>> Begin
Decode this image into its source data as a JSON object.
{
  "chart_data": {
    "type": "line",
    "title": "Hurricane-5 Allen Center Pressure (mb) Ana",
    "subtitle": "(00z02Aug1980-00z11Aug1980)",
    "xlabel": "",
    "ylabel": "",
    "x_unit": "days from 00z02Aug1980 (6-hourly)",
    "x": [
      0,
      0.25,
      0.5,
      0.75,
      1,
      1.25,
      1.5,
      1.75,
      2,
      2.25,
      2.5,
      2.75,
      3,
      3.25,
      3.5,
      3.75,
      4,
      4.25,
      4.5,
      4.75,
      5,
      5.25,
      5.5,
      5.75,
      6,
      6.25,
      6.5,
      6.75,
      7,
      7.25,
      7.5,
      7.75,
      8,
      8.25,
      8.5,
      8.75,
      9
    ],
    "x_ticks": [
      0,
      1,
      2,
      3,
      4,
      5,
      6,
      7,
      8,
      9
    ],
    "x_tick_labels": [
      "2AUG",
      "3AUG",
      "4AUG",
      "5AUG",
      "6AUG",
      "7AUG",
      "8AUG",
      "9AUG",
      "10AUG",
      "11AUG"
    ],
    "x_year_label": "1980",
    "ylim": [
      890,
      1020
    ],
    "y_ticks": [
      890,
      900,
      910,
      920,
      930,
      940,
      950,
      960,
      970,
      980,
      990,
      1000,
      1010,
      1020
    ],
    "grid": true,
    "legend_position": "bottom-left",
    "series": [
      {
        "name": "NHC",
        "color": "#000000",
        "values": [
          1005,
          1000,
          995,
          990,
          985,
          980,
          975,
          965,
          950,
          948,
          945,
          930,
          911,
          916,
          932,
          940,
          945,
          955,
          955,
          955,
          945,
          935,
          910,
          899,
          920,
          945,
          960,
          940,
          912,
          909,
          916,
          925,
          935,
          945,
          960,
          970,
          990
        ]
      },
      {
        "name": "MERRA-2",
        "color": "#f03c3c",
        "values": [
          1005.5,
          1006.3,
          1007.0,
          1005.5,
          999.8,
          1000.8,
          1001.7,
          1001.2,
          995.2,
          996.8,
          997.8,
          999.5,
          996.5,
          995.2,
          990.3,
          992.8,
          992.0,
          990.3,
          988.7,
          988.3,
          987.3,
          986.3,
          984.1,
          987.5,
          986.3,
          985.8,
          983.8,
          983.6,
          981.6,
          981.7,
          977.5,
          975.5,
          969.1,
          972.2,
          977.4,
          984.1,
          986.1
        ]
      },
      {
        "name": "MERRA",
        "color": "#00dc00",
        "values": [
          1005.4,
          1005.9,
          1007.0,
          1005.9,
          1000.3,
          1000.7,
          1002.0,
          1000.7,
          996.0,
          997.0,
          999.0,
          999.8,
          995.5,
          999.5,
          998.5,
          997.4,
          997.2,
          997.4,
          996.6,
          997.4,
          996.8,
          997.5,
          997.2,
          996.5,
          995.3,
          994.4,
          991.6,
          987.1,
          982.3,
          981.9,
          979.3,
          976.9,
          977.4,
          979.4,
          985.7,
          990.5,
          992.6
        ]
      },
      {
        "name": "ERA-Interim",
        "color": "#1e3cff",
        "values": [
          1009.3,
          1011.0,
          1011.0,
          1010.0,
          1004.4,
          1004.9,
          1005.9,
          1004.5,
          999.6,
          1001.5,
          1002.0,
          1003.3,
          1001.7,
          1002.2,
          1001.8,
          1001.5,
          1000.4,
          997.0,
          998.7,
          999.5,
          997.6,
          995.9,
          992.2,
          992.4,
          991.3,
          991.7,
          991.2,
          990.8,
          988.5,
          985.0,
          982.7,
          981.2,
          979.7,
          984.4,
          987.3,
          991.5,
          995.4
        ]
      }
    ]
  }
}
>> End
Only the count is needed: the number of lines in the data that include the word "color".

4